Aim of the task:
The data must be written out once more, precisely as given.

• • • •

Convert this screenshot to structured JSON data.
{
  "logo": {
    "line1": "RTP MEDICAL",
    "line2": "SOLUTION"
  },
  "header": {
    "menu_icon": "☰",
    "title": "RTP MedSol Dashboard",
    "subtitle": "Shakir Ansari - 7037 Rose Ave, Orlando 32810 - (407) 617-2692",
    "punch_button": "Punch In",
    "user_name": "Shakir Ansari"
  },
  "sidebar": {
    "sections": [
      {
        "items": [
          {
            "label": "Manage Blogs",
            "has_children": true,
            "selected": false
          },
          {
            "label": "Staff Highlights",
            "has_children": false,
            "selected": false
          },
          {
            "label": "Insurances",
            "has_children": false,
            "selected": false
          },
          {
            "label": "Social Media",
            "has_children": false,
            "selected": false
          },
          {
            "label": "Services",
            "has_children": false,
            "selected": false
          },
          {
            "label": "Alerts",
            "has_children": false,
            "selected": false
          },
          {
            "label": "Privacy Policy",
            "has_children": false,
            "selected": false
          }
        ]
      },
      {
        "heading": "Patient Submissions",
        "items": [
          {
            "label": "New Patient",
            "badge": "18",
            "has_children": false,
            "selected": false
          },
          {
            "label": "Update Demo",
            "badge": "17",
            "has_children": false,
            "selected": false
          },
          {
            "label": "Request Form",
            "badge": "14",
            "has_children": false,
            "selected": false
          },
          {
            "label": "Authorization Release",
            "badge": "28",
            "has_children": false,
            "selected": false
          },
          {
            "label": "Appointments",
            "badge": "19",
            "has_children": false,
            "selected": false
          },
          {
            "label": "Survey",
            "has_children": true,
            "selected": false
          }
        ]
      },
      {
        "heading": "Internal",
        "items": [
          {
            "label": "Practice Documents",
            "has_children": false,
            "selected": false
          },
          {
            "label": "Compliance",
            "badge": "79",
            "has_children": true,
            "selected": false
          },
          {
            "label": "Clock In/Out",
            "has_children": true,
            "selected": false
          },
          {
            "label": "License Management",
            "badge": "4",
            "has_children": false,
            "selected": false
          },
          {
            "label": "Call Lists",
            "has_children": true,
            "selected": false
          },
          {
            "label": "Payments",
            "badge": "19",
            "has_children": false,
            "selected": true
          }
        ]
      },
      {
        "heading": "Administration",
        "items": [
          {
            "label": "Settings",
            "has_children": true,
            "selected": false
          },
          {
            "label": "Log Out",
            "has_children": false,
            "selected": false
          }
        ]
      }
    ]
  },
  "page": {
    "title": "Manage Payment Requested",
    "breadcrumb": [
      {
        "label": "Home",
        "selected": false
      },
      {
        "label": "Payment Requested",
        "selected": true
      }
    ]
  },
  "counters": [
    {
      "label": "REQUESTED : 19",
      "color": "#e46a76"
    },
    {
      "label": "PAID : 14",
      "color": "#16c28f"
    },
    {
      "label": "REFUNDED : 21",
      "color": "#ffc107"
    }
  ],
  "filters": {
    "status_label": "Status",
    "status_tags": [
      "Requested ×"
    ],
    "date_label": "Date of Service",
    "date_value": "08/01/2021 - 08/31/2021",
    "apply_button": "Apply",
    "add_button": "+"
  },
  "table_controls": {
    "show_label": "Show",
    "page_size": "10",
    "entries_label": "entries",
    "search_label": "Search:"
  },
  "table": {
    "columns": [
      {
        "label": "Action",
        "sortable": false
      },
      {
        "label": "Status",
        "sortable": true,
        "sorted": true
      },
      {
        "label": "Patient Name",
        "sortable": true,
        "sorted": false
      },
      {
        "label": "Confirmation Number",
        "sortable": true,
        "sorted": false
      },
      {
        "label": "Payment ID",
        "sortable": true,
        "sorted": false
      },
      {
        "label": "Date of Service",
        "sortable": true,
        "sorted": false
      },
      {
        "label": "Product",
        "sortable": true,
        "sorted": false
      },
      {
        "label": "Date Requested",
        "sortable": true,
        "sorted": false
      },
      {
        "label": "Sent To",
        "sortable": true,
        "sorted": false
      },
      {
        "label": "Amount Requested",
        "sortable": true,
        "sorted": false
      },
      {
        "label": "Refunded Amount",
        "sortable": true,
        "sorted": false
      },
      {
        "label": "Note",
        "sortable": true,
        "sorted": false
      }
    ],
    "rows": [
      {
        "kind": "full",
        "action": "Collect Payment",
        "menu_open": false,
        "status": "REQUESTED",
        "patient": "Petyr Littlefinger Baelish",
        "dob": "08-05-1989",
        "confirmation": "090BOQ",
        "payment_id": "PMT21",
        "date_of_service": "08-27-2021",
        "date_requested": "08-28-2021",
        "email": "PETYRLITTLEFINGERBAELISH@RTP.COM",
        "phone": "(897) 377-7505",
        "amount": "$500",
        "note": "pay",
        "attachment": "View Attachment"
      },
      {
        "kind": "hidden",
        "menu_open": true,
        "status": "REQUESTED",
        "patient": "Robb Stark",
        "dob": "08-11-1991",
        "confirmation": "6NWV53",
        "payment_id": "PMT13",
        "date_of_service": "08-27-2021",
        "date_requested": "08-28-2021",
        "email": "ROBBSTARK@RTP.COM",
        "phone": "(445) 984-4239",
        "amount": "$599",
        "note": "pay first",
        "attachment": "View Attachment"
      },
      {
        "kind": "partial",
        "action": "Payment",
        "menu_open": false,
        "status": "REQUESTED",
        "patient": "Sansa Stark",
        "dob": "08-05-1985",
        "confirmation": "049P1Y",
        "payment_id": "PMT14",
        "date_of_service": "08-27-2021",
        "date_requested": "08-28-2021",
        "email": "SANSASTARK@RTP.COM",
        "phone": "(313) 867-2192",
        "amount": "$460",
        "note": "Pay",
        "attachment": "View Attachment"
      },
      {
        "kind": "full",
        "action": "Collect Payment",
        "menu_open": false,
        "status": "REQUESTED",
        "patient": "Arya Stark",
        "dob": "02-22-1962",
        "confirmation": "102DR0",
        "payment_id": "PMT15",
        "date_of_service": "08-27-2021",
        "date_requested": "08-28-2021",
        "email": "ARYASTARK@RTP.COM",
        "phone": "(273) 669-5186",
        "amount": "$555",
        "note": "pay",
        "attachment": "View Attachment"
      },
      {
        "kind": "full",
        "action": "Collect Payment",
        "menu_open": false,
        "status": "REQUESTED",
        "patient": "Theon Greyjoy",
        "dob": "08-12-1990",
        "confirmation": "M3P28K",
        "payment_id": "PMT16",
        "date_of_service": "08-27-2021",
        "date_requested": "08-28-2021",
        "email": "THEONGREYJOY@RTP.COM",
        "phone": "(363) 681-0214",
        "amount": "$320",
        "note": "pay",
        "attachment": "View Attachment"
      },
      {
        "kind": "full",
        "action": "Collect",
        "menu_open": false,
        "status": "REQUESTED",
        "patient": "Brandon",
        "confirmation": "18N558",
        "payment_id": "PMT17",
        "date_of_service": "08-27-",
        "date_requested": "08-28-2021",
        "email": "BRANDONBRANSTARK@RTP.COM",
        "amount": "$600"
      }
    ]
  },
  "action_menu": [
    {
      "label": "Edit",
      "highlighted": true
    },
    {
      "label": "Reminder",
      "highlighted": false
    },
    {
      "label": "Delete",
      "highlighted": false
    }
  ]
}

• • • •

Exercise solution:
Convert this screenshot to structured JSON data.
{
  "logo": {
    "line1": "RTP MEDICAL",
    "line2": "SOLUTION"
  },
  "header": {
    "menu_icon": "☰",
    "title": "RTP MedSol Dashboard",
    "subtitle": "Shakir Ansari - 7037 Rose Ave, Orlando 32810 - (407) 617-2692",
    "punch_button": "Punch In",
    "user_name": "Shakir Ansari"
  },
  "sidebar": {
    "sections": [
      {
        "items": [
          {
            "label": "Manage Blogs",
            "has_children": true,
            "selected": false
          },
          {
            "label": "Staff Highlights",
            "has_children": false,
            "selected": false
          },
          {
            "label": "Insurances",
            "has_children": false,
            "selected": false
          },
          {
            "label": "Social Media",
            "has_children": false,
            "selected": false
          },
          {
            "label": "Services",
            "has_children": false,
            "selected": false
          },
          {
            "label": "Alerts",
            "has_children": false,
            "selected": false
          },
          {
            "label": "Privacy Policy",
            "has_children": false,
            "selected": false
          }
        ]
      },
      {
        "heading": "Patient Submissions",
        "items": [
          {
            "label": "New Patient",
            "badge": "18",
            "has_children": false,
            "selected": false
          },
          {
            "label": "Update Demo",
            "badge": "17",
            "has_children": false,
            "selected": false
          },
          {
            "label": "Request Form",
            "badge": "14",
            "has_children": false,
            "selected": false
          },
          {
            "label": "Authorization Release",
            "badge": "28",
            "has_children": false,
            "selected": false
          },
          {
            "label": "Appointments",
            "badge": "19",
            "has_children": false,
            "selected": false
          },
          {
            "label": "Survey",
            "has_children": true,
            "selected": false
          }
        ]
      },
      {
        "heading": "Internal",
        "items": [
          {
            "label": "Practice Documents",
            "has_children": false,
            "selected": false
          },
          {
            "label": "Compliance",
            "badge": "79",
            "has_children": true,
            "selected": false
          },
          {
            "label": "Clock In/Out",
            "has_children": true,
            "selected": false
          },
          {
            "label": "License Management",
            "badge": "4",
            "has_children": false,
            "selected": false
          },
          {
            "label": "Call Lists",
            "has_children": true,
            "selected": false
          },
          {
            "label": "Payments",
            "badge": "19",
            "has_children": false,
            "selected": true
          }
        ]
      },
      {
        "heading": "Administration",
        "items": [
          {
            "label": "Settings",
            "has_children": true,
            "selected": false
          },
          {
            "label": "Log Out",
            "has_children": false,
            "selected": false
          }
        ]
      }
    ]
  },
  "page": {
    "title": "Manage Payment Requested",
    "breadcrumb": [
      {
        "label": "Home",
        "selected": false
      },
      {
        "label": "Payment Requested",
        "selected": true
      }
    ]
  },
  "counters": [
    {
      "label": "REQUESTED : 19",
      "color": "#e46a76"
    },
    {
      "label": "PAID : 14",
      "color": "#16c28f"
    },
    {
      "label": "REFUNDED : 21",
      "color": "#ffc107"
    }
  ],
  "filters": {
    "status_label": "Status",
    "status_tags": [
      "Requested ×"
    ],
    "date_label": "Date of Service",
    "date_value": "08/01/2021 - 08/31/2021",
    "apply_button": "Apply",
    "add_button": "+"
  },
  "table_controls": {
    "show_label": "Show",
    "page_size": "10",
    "entries_label": "entries",
    "search_label": "Search:"
  },
  "table": {
    "columns": [
      {
        "label": "Action",
        "sortable": false
      },
      {
        "label": "Status",
        "sortable": true,
        "sorted": true
      },
      {
        "label": "Patient Name",
        "sortable": true,
        "sorted": false
      },
      {
        "label": "Confirmation Number",
        "sortable": true,
        "sorted": false
      },
      {
        "label": "Payment ID",
        "sortable": true,
        "sorted": false
      },
      {
        "label": "Date of Service",
        "sortable": true,
        "sorted": false
      },
      {
        "label": "Product",
        "sortable": true,
        "sorted": false
      },
      {
        "label": "Date Requested",
        "sortable": true,
        "sorted": false
      },
      {
        "label": "Sent To",
        "sortable": true,
        "sorted": false
      },
      {
        "label": "Amount Requested",
        "sortable": true,
        "sorted": false
      },
      {
        "label": "Refunded Amount",
        "sortable": true,
        "sorted": false
      },
      {
        "label": "Note",
        "sortable": true,
        "sorted": false
      }
    ],
    "rows": [
      {
        "kind": "full",
        "action": "Collect Payment",
        "menu_open": false,
        "status": "REQUESTED",
        "patient": "Petyr Littlefinger Baelish",
        "dob": "08-05-1989",
        "confirmation": "090BOQ",
        "payment_id": "PMT21",
        "date_of_service": "08-27-2021",
        "date_requested": "08-28-2021",
        "email": "PETYRLITTLEFINGERBAELISH@RTP.COM",
        "phone": "(897) 377-7505",
        "amount": "$500",
        "note": "pay",
        "attachment": "View Attachment"
      },
      {
        "kind": "hidden",
        "menu_open": true,
        "status": "REQUESTED",
        "patient": "Robb Stark",
        "dob": "08-11-1991",
        "confirmation": "6NWV53",
        "payment_id": "PMT13",
        "date_of_service": "08-27-2021",
        "date_requested": "08-28-2021",
        "email": "ROBBSTARK@RTP.COM",
        "phone": "(445) 984-4239",
        "amount": "$599",
        "note": "pay first",
        "attachment": "View Attachment"
      },
      {
        "kind": "partial",
        "action": "Payment",
        "menu_open": false,
        "status": "REQUESTED",
        "patient": "Sansa Stark",
        "dob": "08-05-1985",
        "confirmation": "049P1Y",
        "payment_id": "PMT14",
        "date_of_service": "08-27-2021",
        "date_requested": "08-28-2021",
        "email": "SANSASTARK@RTP.COM",
        "phone": "(313) 867-2192",
        "amount": "$460",
        "note": "Pay",
        "attachment": "View Attachment"
      },
      {
        "kind": "full",
        "action": "Collect Payment",
        "menu_open": false,
        "status": "REQUESTED",
        "patient": "Arya Stark",
        "dob": "02-22-1962",
        "confirmation": "102DR0",
        "payment_id": "PMT15",
        "date_of_service": "08-27-2021",
        "date_requested": "08-28-2021",
        "email": "ARYASTARK@RTP.COM",
        "phone": "(273) 669-5186",
        "amount": "$555",
        "note": "pay",
        "attachment": "View Attachment"
      },
      {
        "kind": "full",
        "action": "Collect Payment",
        "menu_open": false,
        "status": "REQUESTED",
        "patient": "Theon Greyjoy",
        "dob": "08-12-1990",
        "confirmation": "M3P28K",
        "payment_id": "PMT16",
        "date_of_service": "08-27-2021",
        "date_requested": "08-28-2021",
        "email": "THEONGREYJOY@RTP.COM",
        "phone": "(363) 681-0214",
        "amount": "$320",
        "note": "pay",
        "attachment": "View Attachment"
      },
      {
        "kind": "full",
        "action": "Collect",
        "menu_open": false,
        "status": "REQUESTED",
        "patient": "Brandon",
        "confirmation": "18N558",
        "payment_id": "PMT17",
        "date_of_service": "08-27-",
        "date_requested": "08-28-2021",
        "email": "BRANDONBRANSTARK@RTP.COM",
        "amount": "$600"
      }
    ]
  },
  "action_menu": [
    {
      "label": "Edit",
      "highlighted": true
    },
    {
      "label": "Reminder",
      "highlighted": false
    },
    {
      "label": "Delete",
      "highlighted": false
    }
  ]
}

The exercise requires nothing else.